Reproduce all of the records exactly.

### EXTRACTED ENTRIES ###

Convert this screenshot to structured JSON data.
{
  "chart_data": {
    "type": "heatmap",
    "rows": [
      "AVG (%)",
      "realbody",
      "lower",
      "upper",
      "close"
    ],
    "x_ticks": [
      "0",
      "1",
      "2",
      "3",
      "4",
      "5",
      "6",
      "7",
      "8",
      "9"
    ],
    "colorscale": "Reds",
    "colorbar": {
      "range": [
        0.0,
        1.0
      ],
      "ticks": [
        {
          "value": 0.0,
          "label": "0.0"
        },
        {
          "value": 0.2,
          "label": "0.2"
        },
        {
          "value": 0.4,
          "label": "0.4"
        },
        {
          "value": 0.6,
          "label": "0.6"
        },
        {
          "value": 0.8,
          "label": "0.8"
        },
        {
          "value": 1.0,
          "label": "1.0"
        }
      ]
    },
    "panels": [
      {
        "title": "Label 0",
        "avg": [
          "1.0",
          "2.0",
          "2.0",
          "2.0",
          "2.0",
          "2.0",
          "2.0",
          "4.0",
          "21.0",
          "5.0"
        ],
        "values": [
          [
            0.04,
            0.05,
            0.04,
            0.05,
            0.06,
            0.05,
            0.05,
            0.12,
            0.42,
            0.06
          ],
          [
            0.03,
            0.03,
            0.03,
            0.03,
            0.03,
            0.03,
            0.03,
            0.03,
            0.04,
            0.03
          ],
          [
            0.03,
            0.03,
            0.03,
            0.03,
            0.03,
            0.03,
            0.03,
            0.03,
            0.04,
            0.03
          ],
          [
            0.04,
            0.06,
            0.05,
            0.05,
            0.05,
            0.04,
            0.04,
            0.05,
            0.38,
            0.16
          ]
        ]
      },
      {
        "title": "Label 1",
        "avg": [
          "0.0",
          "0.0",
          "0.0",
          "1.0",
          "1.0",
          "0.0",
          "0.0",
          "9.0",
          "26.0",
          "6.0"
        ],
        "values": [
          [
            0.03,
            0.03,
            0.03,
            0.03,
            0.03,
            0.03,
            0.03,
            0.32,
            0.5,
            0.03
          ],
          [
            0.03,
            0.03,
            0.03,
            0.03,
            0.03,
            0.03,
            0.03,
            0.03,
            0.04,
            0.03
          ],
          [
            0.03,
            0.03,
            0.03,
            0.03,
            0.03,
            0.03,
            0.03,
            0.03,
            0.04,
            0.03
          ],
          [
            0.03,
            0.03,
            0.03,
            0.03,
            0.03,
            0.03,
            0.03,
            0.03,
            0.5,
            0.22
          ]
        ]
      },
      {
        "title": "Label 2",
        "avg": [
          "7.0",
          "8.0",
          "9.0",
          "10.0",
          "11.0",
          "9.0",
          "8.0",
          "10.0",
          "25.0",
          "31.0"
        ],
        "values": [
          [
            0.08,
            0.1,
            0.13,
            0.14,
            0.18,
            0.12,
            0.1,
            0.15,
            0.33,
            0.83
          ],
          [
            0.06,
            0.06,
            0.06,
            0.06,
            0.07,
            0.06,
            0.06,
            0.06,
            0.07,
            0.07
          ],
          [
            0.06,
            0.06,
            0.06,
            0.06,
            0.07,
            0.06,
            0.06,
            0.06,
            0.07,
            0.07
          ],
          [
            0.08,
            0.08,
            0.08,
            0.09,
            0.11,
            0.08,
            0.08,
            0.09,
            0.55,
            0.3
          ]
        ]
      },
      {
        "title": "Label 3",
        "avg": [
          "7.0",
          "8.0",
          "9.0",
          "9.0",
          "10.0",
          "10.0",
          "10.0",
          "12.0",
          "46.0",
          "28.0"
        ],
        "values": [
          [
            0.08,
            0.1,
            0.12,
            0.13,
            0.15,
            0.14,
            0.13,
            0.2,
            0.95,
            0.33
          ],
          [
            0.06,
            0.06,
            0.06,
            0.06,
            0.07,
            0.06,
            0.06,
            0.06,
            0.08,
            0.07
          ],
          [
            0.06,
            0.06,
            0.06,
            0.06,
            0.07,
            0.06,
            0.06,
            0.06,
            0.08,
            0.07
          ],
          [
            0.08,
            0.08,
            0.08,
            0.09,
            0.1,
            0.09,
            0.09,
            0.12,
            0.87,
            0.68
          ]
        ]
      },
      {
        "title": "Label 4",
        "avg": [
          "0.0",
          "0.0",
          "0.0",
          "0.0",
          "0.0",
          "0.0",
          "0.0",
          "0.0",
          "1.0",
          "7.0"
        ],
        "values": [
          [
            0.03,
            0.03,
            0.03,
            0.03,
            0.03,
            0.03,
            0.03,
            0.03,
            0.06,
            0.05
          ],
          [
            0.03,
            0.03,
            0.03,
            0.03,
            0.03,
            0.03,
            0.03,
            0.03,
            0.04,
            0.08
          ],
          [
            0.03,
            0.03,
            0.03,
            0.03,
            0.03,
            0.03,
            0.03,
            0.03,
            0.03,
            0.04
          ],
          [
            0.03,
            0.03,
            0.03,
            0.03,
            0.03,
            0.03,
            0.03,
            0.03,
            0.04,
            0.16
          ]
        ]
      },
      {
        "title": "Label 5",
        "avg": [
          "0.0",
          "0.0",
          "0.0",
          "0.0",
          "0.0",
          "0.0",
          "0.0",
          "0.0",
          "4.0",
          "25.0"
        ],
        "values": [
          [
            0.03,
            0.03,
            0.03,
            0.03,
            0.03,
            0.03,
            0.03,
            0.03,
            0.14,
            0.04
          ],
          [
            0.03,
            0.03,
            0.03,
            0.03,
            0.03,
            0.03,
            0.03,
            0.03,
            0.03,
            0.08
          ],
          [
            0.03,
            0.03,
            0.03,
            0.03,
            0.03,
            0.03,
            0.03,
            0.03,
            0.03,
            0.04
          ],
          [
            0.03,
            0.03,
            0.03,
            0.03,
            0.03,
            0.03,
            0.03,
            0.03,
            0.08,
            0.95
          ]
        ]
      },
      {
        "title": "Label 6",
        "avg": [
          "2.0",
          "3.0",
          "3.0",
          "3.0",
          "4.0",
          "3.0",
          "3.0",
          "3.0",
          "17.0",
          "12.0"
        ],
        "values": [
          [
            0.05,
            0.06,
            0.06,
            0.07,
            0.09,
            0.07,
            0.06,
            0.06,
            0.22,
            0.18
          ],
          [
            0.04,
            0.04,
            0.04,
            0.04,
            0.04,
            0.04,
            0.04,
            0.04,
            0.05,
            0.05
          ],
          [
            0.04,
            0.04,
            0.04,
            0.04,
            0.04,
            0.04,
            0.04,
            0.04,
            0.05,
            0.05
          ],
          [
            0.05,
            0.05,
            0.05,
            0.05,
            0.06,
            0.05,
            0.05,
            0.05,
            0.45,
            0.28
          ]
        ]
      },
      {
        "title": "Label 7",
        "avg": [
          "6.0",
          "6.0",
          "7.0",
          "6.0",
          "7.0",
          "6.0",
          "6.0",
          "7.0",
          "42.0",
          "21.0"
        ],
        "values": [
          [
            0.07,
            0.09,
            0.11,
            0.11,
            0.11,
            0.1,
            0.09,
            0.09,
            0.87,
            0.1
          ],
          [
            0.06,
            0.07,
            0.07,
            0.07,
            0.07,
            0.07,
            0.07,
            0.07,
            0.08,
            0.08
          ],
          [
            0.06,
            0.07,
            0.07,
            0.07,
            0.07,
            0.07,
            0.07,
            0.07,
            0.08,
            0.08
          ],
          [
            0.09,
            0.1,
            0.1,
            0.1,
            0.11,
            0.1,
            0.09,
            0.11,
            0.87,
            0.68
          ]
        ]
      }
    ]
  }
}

###

**TASK ANSWER**:
Convert this screenshot to structured JSON data.
{
  "chart_data": {
    "type": "heatmap",
    "rows": [
      "AVG (%)",
      "realbody",
      "lower",
      "upper",
      "close"
    ],
    "x_ticks": [
      "0",
      "1",
      "2",
      "3",
      "4",
      "5",
      "6",
      "7",
      "8",
      "9"
    ],
    "colorscale": "Reds",
    "colorbar": {
      "range": [
        0.0,
        1.0
      ],
      "ticks": [
        {
          "value": 0.0,
          "label": "0.0"
        },
        {
          "value": 0.2,
          "label": "0.2"
        },
        {
          "value": 0.4,
          "label": "0.4"
        },
        {
          "value": 0.6,
          "label": "0.6"
        },
        {
          "value": 0.8,
          "label": "0.8"
        },
        {
          "value": 1.0,
          "label": "1.0"
        }
      ]
    },
    "panels": [
      {
        "title": "Label 0",
        "avg": [
          "1.0",
          "2.0",
          "2.0",
          "2.0",
          "2.0",
          "2.0",
          "2.0",
          "4.0",
          "21.0",
          "5.0"
        ],
        "values": [
          [
            0.04,
            0.05,
            0.04,
            0.05,
            0.06,
            0.05,
            0.05,
            0.12,
            0.42,
            0.06
          ],
          [
            0.03,
            0.03,
            0.03,
            0.03,
            0.03,
            0.03,
            0.03,
            0.03,
            0.04,
            0.03
          ],
          [
            0.03,
            0.03,
            0.03,
            0.03,
            0.03,
            0.03,
            0.03,
            0.03,
            0.04,
            0.03
          ],
          [
            0.04,
            0.06,
            0.05,
            0.05,
            0.05,
            0.04,
            0.04,
            0.05,
            0.38,
            0.16
          ]
        ]
      },
      {
        "title": "Label 1",
        "avg": [
          "0.0",
          "0.0",
          "0.0",
          "1.0",
          "1.0",
          "0.0",
          "0.0",
          "9.0",
          "26.0",
          "6.0"
        ],
        "values": [
          [
            0.03,
            0.03,
            0.03,
            0.03,
            0.03,
            0.03,
            0.03,
            0.32,
            0.5,
            0.03
          ],
          [
            0.03,
            0.03,
            0.03,
            0.03,
            0.03,
            0.03,
            0.03,
            0.03,
            0.04,
            0.03
          ],
          [
            0.03,
            0.03,
            0.03,
            0.03,
            0.03,
            0.03,
            0.03,
            0.03,
            0.04,
            0.03
          ],
          [
            0.03,
            0.03,
            0.03,
            0.03,
            0.03,
            0.03,
            0.03,
            0.03,
            0.5,
            0.22
          ]
        ]
      },
      {
        "title": "Label 2",
        "avg": [
          "7.0",
          "8.0",
          "9.0",
          "10.0",
          "11.0",
          "9.0",
          "8.0",
          "10.0",
          "25.0",
          "31.0"
        ],
        "values": [
          [
            0.08,
            0.1,
            0.13,
            0.14,
            0.18,
            0.12,
            0.1,
            0.15,
            0.33,
            0.83
          ],
          [
            0.06,
            0.06,
            0.06,
            0.06,
            0.07,
            0.06,
            0.06,
            0.06,
            0.07,
            0.07
          ],
          [
            0.06,
            0.06,
            0.06,
            0.06,
            0.07,
            0.06,
            0.06,
            0.06,
            0.07,
            0.07
          ],
          [
            0.08,
            0.08,
            0.08,
            0.09,
            0.11,
            0.08,
            0.08,
            0.09,
            0.55,
            0.3
          ]
        ]
      },
      {
        "title": "Label 3",
        "avg": [
          "7.0",
          "8.0",
          "9.0",
          "9.0",
          "10.0",
          "10.0",
          "10.0",
          "12.0",
          "46.0",
          "28.0"
        ],
        "values": [
          [
            0.08,
            0.1,
            0.12,
            0.13,
            0.15,
            0.14,
            0.13,
            0.2,
            0.95,
            0.33
          ],
          [
            0.06,
            0.06,
            0.06,
            0.06,
            0.07,
            0.06,
            0.06,
            0.06,
            0.08,
            0.07
          ],
          [
            0.06,
            0.06,
            0.06,
            0.06,
            0.07,
            0.06,
            0.06,
            0.06,
            0.08,
            0.07
          ],
          [
            0.08,
            0.08,
            0.08,
            0.09,
            0.1,
            0.09,
            0.09,
            0.12,
            0.87,
            0.68
          ]
        ]
      },
      {
        "title": "Label 4",
        "avg": [
          "0.0",
          "0.0",
          "0.0",
          "0.0",
          "0.0",
          "0.0",
          "0.0",
          "0.0",
          "1.0",
          "7.0"
        ],
        "values": [
          [
            0.03,
            0.03,
            0.03,
            0.03,
            0.03,
            0.03,
            0.03,
            0.03,
            0.06,
            0.05
          ],
          [
            0.03,
            0.03,
            0.03,
            0.03,
            0.03,
            0.03,
            0.03,
            0.03,
            0.04,
            0.08
          ],
          [
            0.03,
            0.03,
            0.03,
            0.03,
            0.03,
            0.03,
            0.03,
            0.03,
            0.03,
            0.04
          ],
          [
            0.03,
            0.03,
            0.03,
            0.03,
            0.03,
            0.03,
            0.03,
            0.03,
            0.04,
            0.16
          ]
        ]
      },
      {
        "title": "Label 5",
        "avg": [
          "0.0",
          "0.0",
          "0.0",
          "0.0",
          "0.0",
          "0.0",
          "0.0",
          "0.0",
          "4.0",
          "25.0"
        ],
        "values": [
          [
            0.03,
            0.03,
            0.03,
            0.03,
            0.03,
            0.03,
            0.03,
            0.03,
            0.14,
            0.04
          ],
          [
            0.03,
            0.03,
            0.03,
            0.03,
            0.03,
            0.03,
            0.03,
            0.03,
            0.03,
            0.08
          ],
          [
            0.03,
            0.03,
            0.03,
            0.03,
            0.03,
            0.03,
            0.03,
            0.03,
            0.03,
            0.04
          ],
          [
            0.03,
            0.03,
            0.03,
            0.03,
            0.03,
            0.03,
            0.03,
            0.03,
            0.08,
            0.95
          ]
        ]
      },
      {
        "title": "Label 6",
        "avg": [
          "2.0",
          "3.0",
          "3.0",
          "3.0",
          "4.0",
          "3.0",
          "3.0",
          "3.0",
          "17.0",
          "12.0"
        ],
        "values": [
          [
            0.05,
            0.06,
            0.06,
            0.07,
            0.09,
            0.07,
            0.06,
            0.06,
            0.22,
            0.18
          ],
          [
            0.04,
            0.04,
            0.04,
            0.04,
            0.04,
            0.04,
            0.04,
            0.04,
            0.05,
            0.05
          ],
          [
            0.04,
            0.04,
            0.04,
            0.04,
            0.04,
            0.04,
            0.04,
            0.04,
            0.05,
            0.05
          ],
          [
            0.05,
            0.05,
            0.05,
            0.05,
            0.06,
            0.05,
            0.05,
            0.05,
            0.45,
            0.28
          ]
        ]
      },
      {
        "title": "Label 7",
        "avg": [
          "6.0",
          "6.0",
          "7.0",
          "6.0",
          "7.0",
          "6.0",
          "6.0",
          "7.0",
          "42.0",
          "21.0"
        ],
        "values": [
          [
            0.07,
            0.09,
            0.11,
            0.11,
            0.11,
            0.1,
            0.09,
            0.09,
            0.87,
            0.1
          ],
          [
            0.06,
            0.07,
            0.07,
            0.07,
            0.07,
            0.07,
            0.07,
            0.07,
            0.08,
            0.08
          ],
          [
            0.06,
            0.07,
            0.07,
            0.07,
            0.07,
            0.07,
            0.07,
            0.07,
            0.08,
            0.08
          ],
          [
            0.09,
            0.1,
            0.1,
            0.1,
            0.11,
            0.1,
            0.09,
            0.11,
            0.87,
            0.68
          ]
        ]
      }
    ]
  }
}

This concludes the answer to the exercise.